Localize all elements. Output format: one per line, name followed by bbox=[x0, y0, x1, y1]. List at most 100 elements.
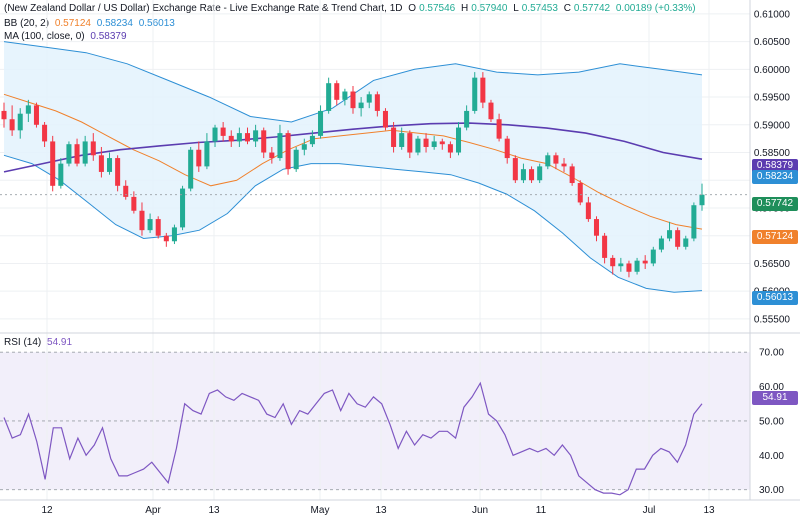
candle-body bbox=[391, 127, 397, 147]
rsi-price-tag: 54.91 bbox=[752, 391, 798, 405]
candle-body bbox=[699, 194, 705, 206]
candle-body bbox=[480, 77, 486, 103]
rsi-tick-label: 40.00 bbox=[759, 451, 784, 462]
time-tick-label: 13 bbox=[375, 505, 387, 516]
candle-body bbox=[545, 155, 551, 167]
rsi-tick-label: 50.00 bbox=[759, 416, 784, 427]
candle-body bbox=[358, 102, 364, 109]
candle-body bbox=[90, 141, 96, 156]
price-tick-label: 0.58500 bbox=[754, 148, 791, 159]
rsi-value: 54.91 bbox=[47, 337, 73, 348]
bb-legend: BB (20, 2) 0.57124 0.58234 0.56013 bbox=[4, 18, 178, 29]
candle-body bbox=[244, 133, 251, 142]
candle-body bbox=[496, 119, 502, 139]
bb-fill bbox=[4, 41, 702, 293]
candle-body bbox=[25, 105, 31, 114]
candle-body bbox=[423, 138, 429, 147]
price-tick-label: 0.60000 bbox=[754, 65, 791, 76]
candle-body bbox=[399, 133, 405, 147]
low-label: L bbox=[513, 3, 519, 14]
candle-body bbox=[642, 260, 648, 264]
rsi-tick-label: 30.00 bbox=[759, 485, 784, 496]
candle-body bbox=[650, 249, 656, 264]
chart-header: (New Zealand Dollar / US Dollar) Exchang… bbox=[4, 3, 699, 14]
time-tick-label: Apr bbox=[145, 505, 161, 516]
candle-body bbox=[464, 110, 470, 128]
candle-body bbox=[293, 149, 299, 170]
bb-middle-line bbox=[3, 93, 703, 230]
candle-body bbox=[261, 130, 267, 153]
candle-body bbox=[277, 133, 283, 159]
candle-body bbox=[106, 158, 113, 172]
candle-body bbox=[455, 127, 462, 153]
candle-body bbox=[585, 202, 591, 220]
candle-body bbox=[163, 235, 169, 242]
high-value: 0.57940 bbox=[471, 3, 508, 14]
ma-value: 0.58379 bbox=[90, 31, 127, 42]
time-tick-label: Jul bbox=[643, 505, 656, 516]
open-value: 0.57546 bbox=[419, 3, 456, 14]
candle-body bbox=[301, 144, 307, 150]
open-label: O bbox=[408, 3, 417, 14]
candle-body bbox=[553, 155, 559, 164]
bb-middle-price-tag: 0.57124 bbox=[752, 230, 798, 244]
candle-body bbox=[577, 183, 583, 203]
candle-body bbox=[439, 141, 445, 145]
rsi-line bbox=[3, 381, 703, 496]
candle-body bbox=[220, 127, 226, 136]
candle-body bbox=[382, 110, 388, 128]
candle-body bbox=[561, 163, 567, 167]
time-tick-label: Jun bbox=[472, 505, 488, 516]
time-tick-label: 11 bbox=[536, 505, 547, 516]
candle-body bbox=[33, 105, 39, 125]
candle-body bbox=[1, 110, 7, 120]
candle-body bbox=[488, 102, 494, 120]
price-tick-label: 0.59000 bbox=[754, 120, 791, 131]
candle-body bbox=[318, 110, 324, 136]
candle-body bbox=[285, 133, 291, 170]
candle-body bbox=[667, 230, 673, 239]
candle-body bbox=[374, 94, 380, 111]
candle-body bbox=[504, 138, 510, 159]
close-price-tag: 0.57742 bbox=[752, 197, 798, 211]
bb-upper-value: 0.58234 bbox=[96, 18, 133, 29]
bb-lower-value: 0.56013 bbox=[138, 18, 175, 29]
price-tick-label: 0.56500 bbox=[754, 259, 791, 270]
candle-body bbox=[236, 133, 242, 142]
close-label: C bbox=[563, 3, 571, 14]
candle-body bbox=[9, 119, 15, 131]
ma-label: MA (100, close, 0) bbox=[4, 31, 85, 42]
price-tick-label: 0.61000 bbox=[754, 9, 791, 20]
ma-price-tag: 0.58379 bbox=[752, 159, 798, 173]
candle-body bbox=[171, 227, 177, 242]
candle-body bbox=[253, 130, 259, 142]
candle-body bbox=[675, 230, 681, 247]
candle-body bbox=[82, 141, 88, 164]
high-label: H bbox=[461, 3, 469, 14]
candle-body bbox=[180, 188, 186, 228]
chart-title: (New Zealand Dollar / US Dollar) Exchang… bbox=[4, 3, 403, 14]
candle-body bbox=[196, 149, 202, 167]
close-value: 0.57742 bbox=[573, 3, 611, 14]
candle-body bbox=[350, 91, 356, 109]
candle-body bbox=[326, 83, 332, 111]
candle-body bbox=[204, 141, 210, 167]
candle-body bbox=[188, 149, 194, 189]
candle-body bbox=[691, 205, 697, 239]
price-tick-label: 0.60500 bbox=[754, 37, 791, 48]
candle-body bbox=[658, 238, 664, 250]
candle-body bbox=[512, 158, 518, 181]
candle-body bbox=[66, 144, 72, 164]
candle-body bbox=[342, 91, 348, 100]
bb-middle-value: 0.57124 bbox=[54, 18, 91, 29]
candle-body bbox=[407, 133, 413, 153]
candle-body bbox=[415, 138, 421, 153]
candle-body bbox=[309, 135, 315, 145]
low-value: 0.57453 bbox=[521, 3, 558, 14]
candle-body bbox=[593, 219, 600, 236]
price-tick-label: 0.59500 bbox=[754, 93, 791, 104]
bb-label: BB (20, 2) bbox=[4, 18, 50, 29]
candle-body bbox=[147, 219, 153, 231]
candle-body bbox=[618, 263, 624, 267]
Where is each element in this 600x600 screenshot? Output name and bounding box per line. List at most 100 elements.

* * *

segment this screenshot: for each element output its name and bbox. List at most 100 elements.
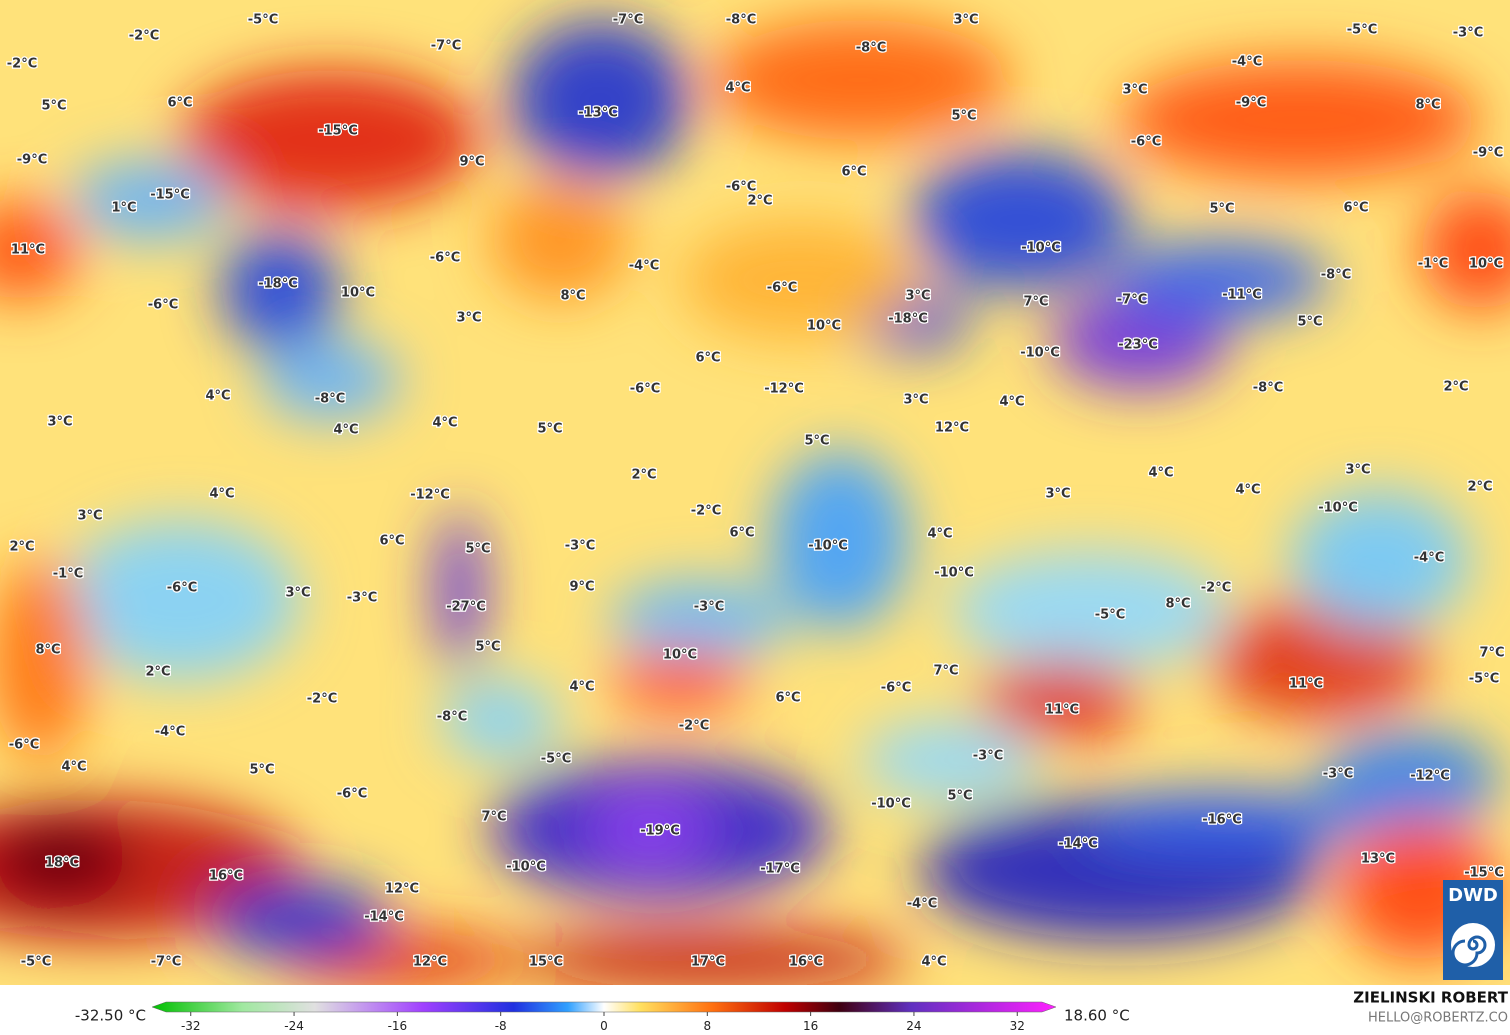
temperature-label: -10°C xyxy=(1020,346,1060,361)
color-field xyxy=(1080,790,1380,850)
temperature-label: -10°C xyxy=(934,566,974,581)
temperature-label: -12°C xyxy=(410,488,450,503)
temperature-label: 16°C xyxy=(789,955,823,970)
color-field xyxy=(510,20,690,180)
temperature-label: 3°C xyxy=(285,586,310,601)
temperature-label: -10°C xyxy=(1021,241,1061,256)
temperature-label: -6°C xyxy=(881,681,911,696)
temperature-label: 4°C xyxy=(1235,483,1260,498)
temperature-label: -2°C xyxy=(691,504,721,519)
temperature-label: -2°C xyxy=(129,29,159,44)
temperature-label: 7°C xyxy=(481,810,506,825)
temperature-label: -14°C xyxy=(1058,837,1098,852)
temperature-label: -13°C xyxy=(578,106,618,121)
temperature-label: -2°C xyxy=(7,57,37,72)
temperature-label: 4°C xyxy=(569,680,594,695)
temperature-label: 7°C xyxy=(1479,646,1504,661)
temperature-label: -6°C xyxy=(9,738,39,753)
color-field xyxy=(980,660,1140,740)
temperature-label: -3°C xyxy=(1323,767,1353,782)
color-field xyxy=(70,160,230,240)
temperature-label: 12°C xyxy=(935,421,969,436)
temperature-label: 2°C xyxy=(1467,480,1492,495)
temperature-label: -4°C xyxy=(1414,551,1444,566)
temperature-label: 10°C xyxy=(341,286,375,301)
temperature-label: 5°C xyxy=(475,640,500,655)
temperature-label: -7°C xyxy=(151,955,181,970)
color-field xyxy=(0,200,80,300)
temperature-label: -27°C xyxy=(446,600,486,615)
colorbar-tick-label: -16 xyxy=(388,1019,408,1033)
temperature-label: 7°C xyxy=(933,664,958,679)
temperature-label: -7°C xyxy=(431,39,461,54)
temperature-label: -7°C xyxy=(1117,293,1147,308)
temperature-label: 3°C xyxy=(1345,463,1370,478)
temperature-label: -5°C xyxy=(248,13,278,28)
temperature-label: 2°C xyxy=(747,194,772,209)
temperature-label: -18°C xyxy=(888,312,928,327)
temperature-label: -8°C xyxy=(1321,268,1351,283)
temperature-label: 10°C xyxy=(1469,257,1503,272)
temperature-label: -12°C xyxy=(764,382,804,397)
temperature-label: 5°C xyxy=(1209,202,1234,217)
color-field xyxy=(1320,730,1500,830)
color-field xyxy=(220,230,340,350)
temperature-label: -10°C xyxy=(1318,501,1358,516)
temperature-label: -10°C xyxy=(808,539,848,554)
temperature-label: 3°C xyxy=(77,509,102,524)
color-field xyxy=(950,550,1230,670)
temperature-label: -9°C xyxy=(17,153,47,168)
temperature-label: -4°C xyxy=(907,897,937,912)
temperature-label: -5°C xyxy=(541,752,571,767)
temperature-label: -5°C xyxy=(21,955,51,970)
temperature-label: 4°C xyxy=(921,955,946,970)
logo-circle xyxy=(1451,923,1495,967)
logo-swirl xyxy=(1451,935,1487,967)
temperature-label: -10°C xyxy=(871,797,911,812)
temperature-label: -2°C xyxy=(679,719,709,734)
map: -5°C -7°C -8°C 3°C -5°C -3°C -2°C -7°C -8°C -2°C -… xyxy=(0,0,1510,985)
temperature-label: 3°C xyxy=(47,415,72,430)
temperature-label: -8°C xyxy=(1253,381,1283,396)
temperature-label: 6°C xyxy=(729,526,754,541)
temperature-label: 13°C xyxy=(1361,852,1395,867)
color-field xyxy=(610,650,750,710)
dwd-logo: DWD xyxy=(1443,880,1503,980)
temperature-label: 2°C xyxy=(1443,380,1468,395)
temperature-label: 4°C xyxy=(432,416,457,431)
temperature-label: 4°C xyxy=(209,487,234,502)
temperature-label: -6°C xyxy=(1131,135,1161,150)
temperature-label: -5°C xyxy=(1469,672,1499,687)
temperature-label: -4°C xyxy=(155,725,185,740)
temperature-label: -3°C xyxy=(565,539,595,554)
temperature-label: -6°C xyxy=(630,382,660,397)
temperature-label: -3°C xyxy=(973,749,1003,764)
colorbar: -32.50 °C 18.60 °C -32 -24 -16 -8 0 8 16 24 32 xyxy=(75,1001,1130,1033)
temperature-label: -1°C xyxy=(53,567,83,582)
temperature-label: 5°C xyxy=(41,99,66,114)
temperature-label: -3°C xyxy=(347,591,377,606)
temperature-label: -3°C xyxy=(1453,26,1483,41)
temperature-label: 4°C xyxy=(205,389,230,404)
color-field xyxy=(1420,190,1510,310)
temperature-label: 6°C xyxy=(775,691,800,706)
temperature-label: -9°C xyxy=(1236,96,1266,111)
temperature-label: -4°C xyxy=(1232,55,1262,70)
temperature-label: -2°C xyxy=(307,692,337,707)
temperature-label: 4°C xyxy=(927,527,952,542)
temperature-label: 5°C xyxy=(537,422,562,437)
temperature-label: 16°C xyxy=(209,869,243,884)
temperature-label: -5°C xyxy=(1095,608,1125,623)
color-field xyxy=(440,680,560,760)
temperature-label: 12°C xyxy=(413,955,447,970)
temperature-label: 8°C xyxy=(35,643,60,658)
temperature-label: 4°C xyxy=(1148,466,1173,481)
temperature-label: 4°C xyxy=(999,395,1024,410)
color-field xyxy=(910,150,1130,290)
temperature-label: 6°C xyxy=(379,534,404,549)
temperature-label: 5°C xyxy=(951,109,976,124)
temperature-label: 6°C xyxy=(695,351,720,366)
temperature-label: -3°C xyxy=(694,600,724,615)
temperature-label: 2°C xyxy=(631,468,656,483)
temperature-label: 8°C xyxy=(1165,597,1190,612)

**Given instruction**
Write out, unchanged, the part of the listing that opens with the line containing "temperature-label: -10°C xyxy=(1020,346,1060,361)" and closes with the line containing "temperature-label: 3°C xyxy=(285,586,310,601)". Include both of those lines.

**Answer in full**
temperature-label: -10°C xyxy=(1020,346,1060,361)
color-field xyxy=(1080,790,1380,850)
temperature-label: -10°C xyxy=(934,566,974,581)
temperature-label: -12°C xyxy=(410,488,450,503)
temperature-label: 16°C xyxy=(789,955,823,970)
color-field xyxy=(510,20,690,180)
temperature-label: 3°C xyxy=(285,586,310,601)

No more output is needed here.